▶ [Data entries]
━━━━━━━━

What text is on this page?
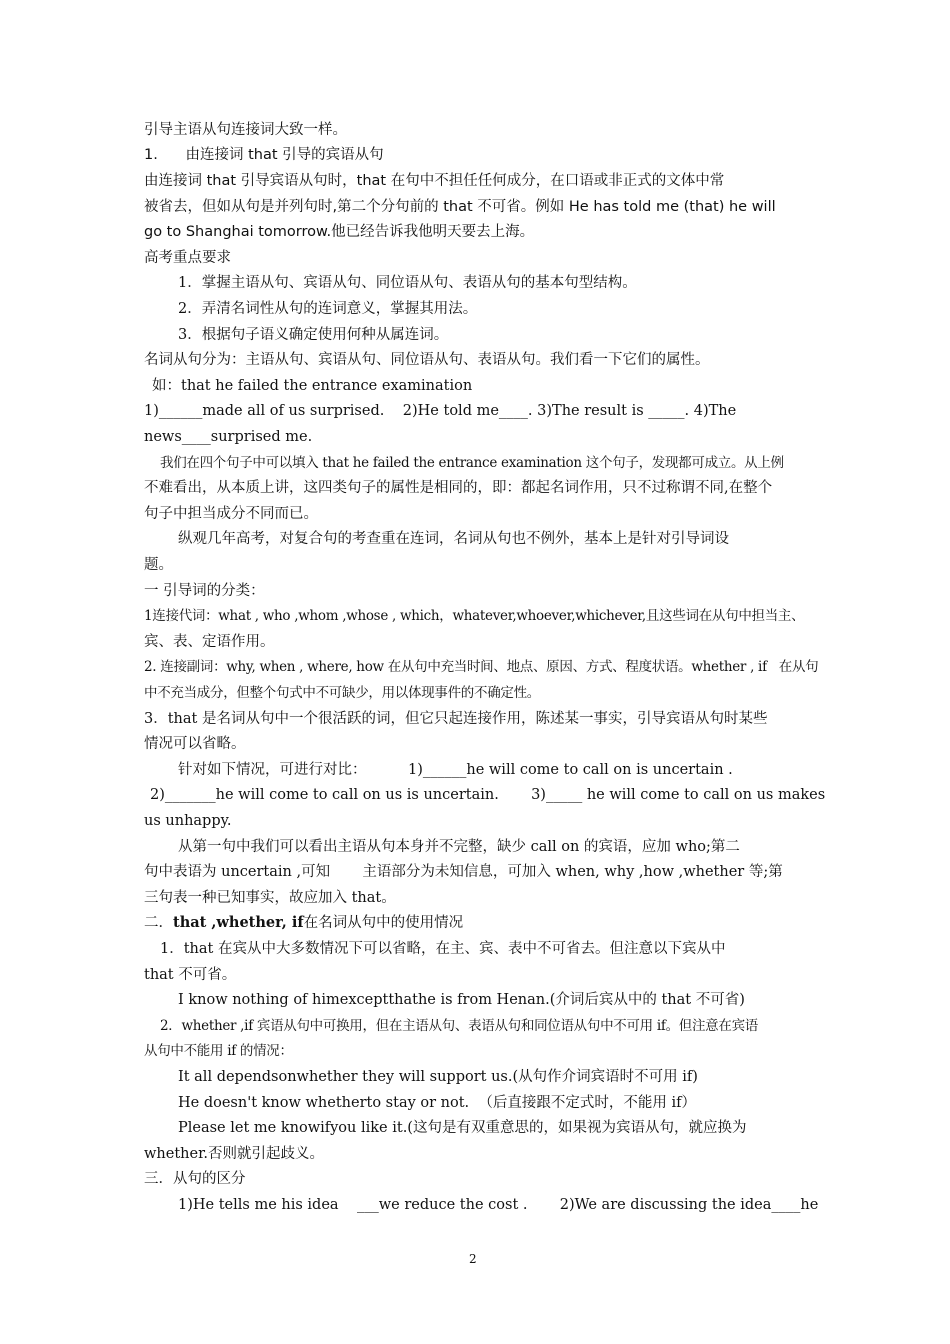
引导主语从句连接词大致一样。
1.      由连接词 that 引导的宾语从句
由连接词 that 引导宾语从句时，that 在句中不担任任何成分，在口语或非正式的文体中常
被省去，但如从句是并列句时,第二个分句前的 that 不可省。例如 He has told me (that) he will
go to Shanghai tomorrow.他已经告诉我他明天要去上海。
高考重点要求
1．掌握主语从句、宾语从句、同位语从句、表语从句的基本句型结构。
2．弄清名词性从句的连词意义，掌握其用法。
3．根据句子语义确定使用何种从属连词。
名词从句分为：主语从句、宾语从句、同位语从句、表语从句。我们看一下它们的属性。
如：that he failed the entrance examination
1)______made all of us surprised.    2)He told me____. 3)The result is _____. 4)The
news____surprised me.
我们在四个句子中可以填入 that he failed the entrance examination 这个句子，发现都可成立。从上例
不难看出，从本质上讲，这四类句子的属性是相同的，即：都起名词作用，只不过称谓不同,在整个
句子中担当成分不同而已。
纵观几年高考，对复合句的考查重在连词，名词从句也不例外，基本上是针对引导词设
题。
一 引导词的分类：
1连接代词：what , who ,whom ,whose , which，whatever,whoever,whichever,且这些词在从句中担当主、
宾、表、定语作用。
2. 连接副词：why, when , where, how 在从句中充当时间、地点、原因、方式、程度状语。whether , if   在从句
中不充当成分，但整个句式中不可缺少，用以体现事件的不确定性。
3．that 是名词从句中一个很活跃的词，但它只起连接作用，陈述某一事实，引导宾语从句时某些
情况可以省略。
针对如下情况，可进行对比：         1)______he will come to call on is uncertain .
2)_______he will come to call on us is uncertain.       3)_____ he will come to call on us makes
us unhappy.
从第一句中我们可以看出主语从句本身并不完整，缺少 call on 的宾语，应加 who;第二
句中表语为 uncertain ,可知       主语部分为未知信息，可加入 when, why ,how ,whether 等;第
三句表一种已知事实，故应加入 that。
二．that ,whether, if在名词从句中的使用情况
1．that 在宾从中大多数情况下可以省略，在主、宾、表中不可省去。但注意以下宾从中
that 不可省。
I know nothing of himexceptthathe is from Henan.(介词后宾从中的 that 不可省)
2．whether ,if 宾语从句中可换用，但在主语从句、表语从句和同位语从句中不可用 if。但注意在宾语
从句中不能用 if 的情况：
It all dependsonwhether they will support us.(从句作介词宾语时不可用 if)
He doesn't know whetherto stay or not.  （后直接跟不定式时，不能用 if）
Please let me knowifyou like it.(这句是有双重意思的，如果视为宾语从句，就应换为
whether.否则就引起歧义。
三．从句的区分
1)He tells me his idea    ___we reduce the cost .       2)We are discussing the idea____he
2
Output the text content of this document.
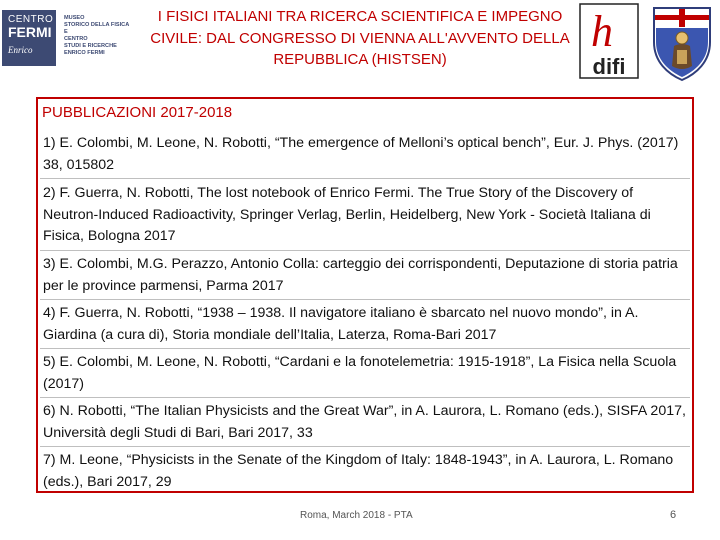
CENTRO
FERMI
Enrico Fermi
MUSEO
STORICO DELLA FISICA
E
CENTRO
STUDI E RICERCHE
ENRICO FERMI
I FISICI ITALIANI TRA RICERCA SCIENTIFICA E IMPEGNO CIVILE: DAL CONGRESSO DI VIENNA ALL'AVVENTO DELLA REPUBBLICA (HISTSEN)
h
difi
PUBBLICAZIONI 2017-2018

1) E. Colombi, M. Leone, N. Robotti, “The emergence of Melloni’s optical bench”, Eur. J. Phys. (2017) 38, 015802

2) F. Guerra, N. Robotti, The lost notebook of Enrico Fermi. The True Story of the Discovery of Neutron-Induced Radioactivity, Springer Verlag, Berlin, Heidelberg, New York - Società Italiana di Fisica, Bologna 2017

3) E. Colombi, M.G. Perazzo, Antonio Colla: carteggio dei corrispondenti, Deputazione di storia patria per le province parmensi, Parma 2017

4) F. Guerra, N. Robotti, “1938 – 1938. Il navigatore italiano è sbarcato nel nuovo mondo”, in A. Giardina (a cura di), Storia mondiale dell’Italia, Laterza, Roma-Bari 2017

5) E. Colombi, M. Leone, N. Robotti, “Cardani e la fonotelemetria: 1915-1918”, La Fisica nella Scuola (2017)

6) N. Robotti, “The Italian Physicists and the Great War”, in A. Laurora, L. Romano (eds.), SISFA 2017, Università degli Studi di Bari, Bari 2017, 33

7) M. Leone, “Physicists in the Senate of the Kingdom of Italy: 1848-1943”, in A. Laurora, L. Romano (eds.), Bari 2017, 29

Roma, March 2018 - PTA	6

━━━━━━━━

▶ [Exercise goal] Filter out every line that lacks the word "Romano", and copy the rest.

▶ [Solution for this problem]
6) N. Robotti, “The Italian Physicists and the Great War”, in A. Laurora, L. Romano (eds.), SISFA 2017, Università degli Studi di Bari, Bari 2017, 33
7) M. Leone, “Physicists in the Senate of the Kingdom of Italy: 1848-1943”, in A. Laurora, L. Romano (eds.), Bari 2017, 29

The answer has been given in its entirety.